→ THE TASK:
Identify each line containing the word "freezing" and copy it.

→ RECORDED DATA:
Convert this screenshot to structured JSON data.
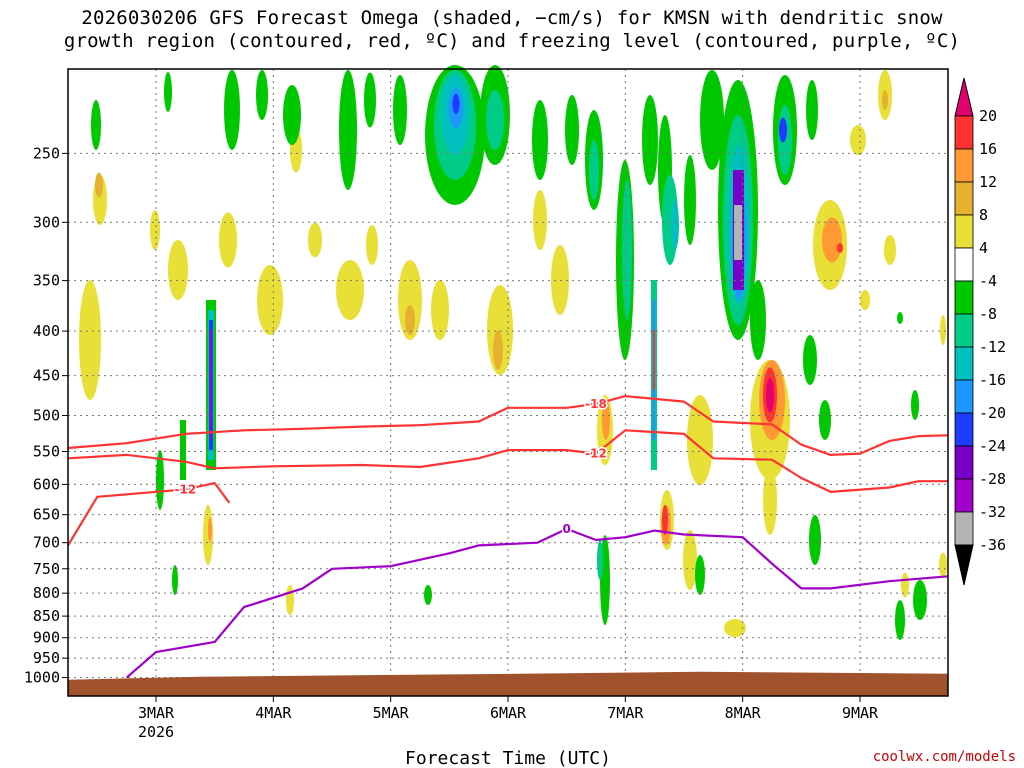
{
  "title_line1": "2026030206 GFS Forecast Omega (shaded, −cm/s) for KMSN with dendritic snow",
  "title_line2": "growth region (contoured, red, ºC) and freezing level (contoured, purple, ºC)",
  "credit": "coolwx.com/models",
  "chart_data": {
    "type": "heatmap",
    "title": "2026030206 GFS Forecast Omega (shaded, −cm/s) for KMSN with dendritic snow growth region (contoured, red, ºC) and freezing level (contoured, purple, ºC)",
    "xlabel": "Forecast Time (UTC)",
    "ylabel": "",
    "x_range": [
      "2026-03-02T06:00Z",
      "2026-03-09T18:00Z"
    ],
    "x_ticks": [
      {
        "date": "2026-03-03",
        "label": "3MAR",
        "sublabel": "2026"
      },
      {
        "date": "2026-03-04",
        "label": "4MAR",
        "sublabel": ""
      },
      {
        "date": "2026-03-05",
        "label": "5MAR",
        "sublabel": ""
      },
      {
        "date": "2026-03-06",
        "label": "6MAR",
        "sublabel": ""
      },
      {
        "date": "2026-03-07",
        "label": "7MAR",
        "sublabel": ""
      },
      {
        "date": "2026-03-08",
        "label": "8MAR",
        "sublabel": ""
      },
      {
        "date": "2026-03-09",
        "label": "9MAR",
        "sublabel": ""
      }
    ],
    "y_scale": "log",
    "y_range": [
      1050,
      200
    ],
    "y_ticks": [
      250,
      300,
      350,
      400,
      450,
      500,
      550,
      600,
      650,
      700,
      750,
      800,
      850,
      900,
      950,
      1000
    ],
    "grid": true,
    "colorbar": {
      "levels": [
        20,
        16,
        12,
        8,
        4,
        -4,
        -8,
        -12,
        -16,
        -20,
        -24,
        -28,
        -32,
        -36
      ],
      "colors": [
        "#e3006f",
        "#ff3232",
        "#ff9933",
        "#e6b030",
        "#e8e036",
        "#ffffff",
        "#00c800",
        "#00cc88",
        "#00bfbf",
        "#1e96ff",
        "#1e3cff",
        "#7800c8",
        "#a000c8",
        "#b4b4b4",
        "#000000"
      ]
    },
    "contours": [
      {
        "label": "-18",
        "color": "#ff3333",
        "points": [
          [
            "2026-03-02T06:00Z",
            545
          ],
          [
            "2026-03-02T18:00Z",
            538
          ],
          [
            "2026-03-03T06:00Z",
            525
          ],
          [
            "2026-03-03T18:00Z",
            520
          ],
          [
            "2026-03-04T06:00Z",
            518
          ],
          [
            "2026-03-04T18:00Z",
            515
          ],
          [
            "2026-03-05T06:00Z",
            513
          ],
          [
            "2026-03-05T18:00Z",
            508
          ],
          [
            "2026-03-06T00:00Z",
            490
          ],
          [
            "2026-03-06T12:00Z",
            490
          ],
          [
            "2026-03-06T18:00Z",
            485
          ],
          [
            "2026-03-07T00:00Z",
            475
          ],
          [
            "2026-03-07T12:00Z",
            482
          ],
          [
            "2026-03-07T18:00Z",
            508
          ],
          [
            "2026-03-08T06:00Z",
            512
          ],
          [
            "2026-03-08T12:00Z",
            540
          ],
          [
            "2026-03-08T18:00Z",
            555
          ],
          [
            "2026-03-09T00:00Z",
            553
          ],
          [
            "2026-03-09T06:00Z",
            535
          ],
          [
            "2026-03-09T12:00Z",
            528
          ],
          [
            "2026-03-09T18:00Z",
            527
          ]
        ]
      },
      {
        "label": "-12",
        "color": "#ff3333",
        "points": [
          [
            "2026-03-02T06:00Z",
            560
          ],
          [
            "2026-03-02T18:00Z",
            555
          ],
          [
            "2026-03-03T06:00Z",
            565
          ],
          [
            "2026-03-03T12:00Z",
            575
          ],
          [
            "2026-03-04T00:00Z",
            572
          ],
          [
            "2026-03-04T18:00Z",
            570
          ],
          [
            "2026-03-05T06:00Z",
            573
          ],
          [
            "2026-03-05T18:00Z",
            560
          ],
          [
            "2026-03-06T00:00Z",
            548
          ],
          [
            "2026-03-06T12:00Z",
            548
          ],
          [
            "2026-03-06T18:00Z",
            553
          ],
          [
            "2026-03-07T00:00Z",
            520
          ],
          [
            "2026-03-07T12:00Z",
            525
          ],
          [
            "2026-03-07T18:00Z",
            560
          ],
          [
            "2026-03-08T06:00Z",
            562
          ],
          [
            "2026-03-08T12:00Z",
            590
          ],
          [
            "2026-03-08T18:00Z",
            612
          ],
          [
            "2026-03-09T06:00Z",
            605
          ],
          [
            "2026-03-09T12:00Z",
            595
          ],
          [
            "2026-03-09T18:00Z",
            595
          ]
        ]
      },
      {
        "label": "-12",
        "color": "#ff3333",
        "points": [
          [
            "2026-03-02T06:00Z",
            705
          ],
          [
            "2026-03-02T12:00Z",
            620
          ],
          [
            "2026-03-03T06:00Z",
            608
          ],
          [
            "2026-03-03T12:00Z",
            598
          ],
          [
            "2026-03-03T15:00Z",
            630
          ]
        ]
      },
      {
        "label": "0",
        "color": "#a000c8",
        "points": [
          [
            "2026-03-02T18:00Z",
            1000
          ],
          [
            "2026-03-03T00:00Z",
            935
          ],
          [
            "2026-03-03T12:00Z",
            910
          ],
          [
            "2026-03-03T18:00Z",
            830
          ],
          [
            "2026-03-04T06:00Z",
            790
          ],
          [
            "2026-03-04T12:00Z",
            750
          ],
          [
            "2026-03-05T00:00Z",
            745
          ],
          [
            "2026-03-05T12:00Z",
            720
          ],
          [
            "2026-03-05T18:00Z",
            705
          ],
          [
            "2026-03-06T06:00Z",
            700
          ],
          [
            "2026-03-06T12:00Z",
            675
          ],
          [
            "2026-03-06T18:00Z",
            695
          ],
          [
            "2026-03-07T00:00Z",
            690
          ],
          [
            "2026-03-07T06:00Z",
            678
          ],
          [
            "2026-03-07T12:00Z",
            685
          ],
          [
            "2026-03-08T00:00Z",
            690
          ],
          [
            "2026-03-08T06:00Z",
            740
          ],
          [
            "2026-03-08T12:00Z",
            790
          ],
          [
            "2026-03-08T18:00Z",
            790
          ],
          [
            "2026-03-09T06:00Z",
            775
          ],
          [
            "2026-03-09T18:00Z",
            765
          ]
        ]
      }
    ],
    "terrain": {
      "color": "#a0522d",
      "surface_pressure": 990
    }
  }
}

→ TASK OUTPUT:
  "title_line2": "growth region (contoured, red, ºC) and freezing level (contoured, purple, ºC)",
    "title": "2026030206 GFS Forecast Omega (shaded, −cm/s) for KMSN with dendritic snow growth region (contoured, red, ºC) and freezing level (contoured, purple, ºC)",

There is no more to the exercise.